(Provided material):

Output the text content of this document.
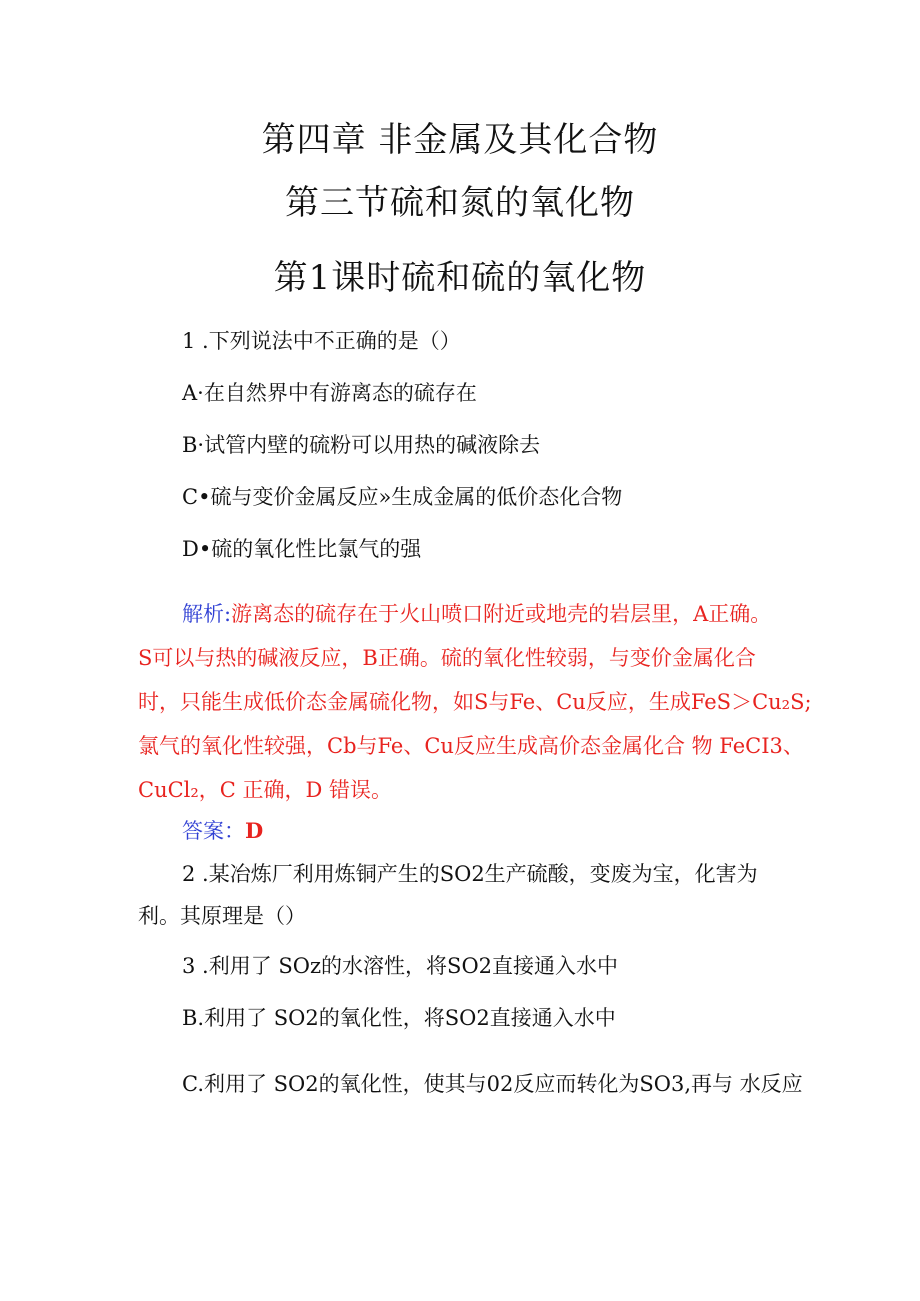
第四章 非金属及其化合物
第三节硫和氮的氧化物
第1课时硫和硫的氧化物
1 .下列说法中不正确的是（）
A·在自然界中有游离态的硫存在
B·试管内壁的硫粉可以用热的碱液除去
C•硫与变价金属反应»生成金属的低价态化合物
D•硫的氧化性比氯气的强
解析:游离态的硫存在于火山喷口附近或地壳的岩层里，A正确。
S可以与热的碱液反应，B正确。硫的氧化性较弱，与变价金属化合
时，只能生成低价态金属硫化物，如S与Fe、Cu反应，生成FeS＞Cu₂S;
氯气的氧化性较强，Cb与Fe、Cu反应生成高价态金属化合 物 FeCI3、
CuCl₂，C 正确，D 错误。
答案：D
2 .某冶炼厂利用炼铜产生的SO2生产硫酸，变废为宝，化害为
利。其原理是（）
3 .利用了 SOz的水溶性，将SO2直接通入水中
B.利用了 SO2的氧化性，将SO2直接通入水中
C.利用了 SO2的氧化性，使其与02反应而转化为SO3,再与 水反应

(Task description): Set the listing down in full and exactly. Pictures within it should not appear in the copy.

(Finished exercise):
Output the text content of this document.
第四章 非金属及其化合物
第三节硫和氮的氧化物
第1课时硫和硫的氧化物
1 .下列说法中不正确的是（）
A·在自然界中有游离态的硫存在
B·试管内壁的硫粉可以用热的碱液除去
C•硫与变价金属反应»生成金属的低价态化合物
D•硫的氧化性比氯气的强
解析:游离态的硫存在于火山喷口附近或地壳的岩层里，A正确。
S可以与热的碱液反应，B正确。硫的氧化性较弱，与变价金属化合
时，只能生成低价态金属硫化物，如S与Fe、Cu反应，生成FeS＞Cu₂S;
氯气的氧化性较强，Cb与Fe、Cu反应生成高价态金属化合 物 FeCI3、
CuCl₂，C 正确，D 错误。
答案：D
2 .某冶炼厂利用炼铜产生的SO2生产硫酸，变废为宝，化害为
利。其原理是（）
3 .利用了 SOz的水溶性，将SO2直接通入水中
B.利用了 SO2的氧化性，将SO2直接通入水中
C.利用了 SO2的氧化性，使其与02反应而转化为SO3,再与 水反应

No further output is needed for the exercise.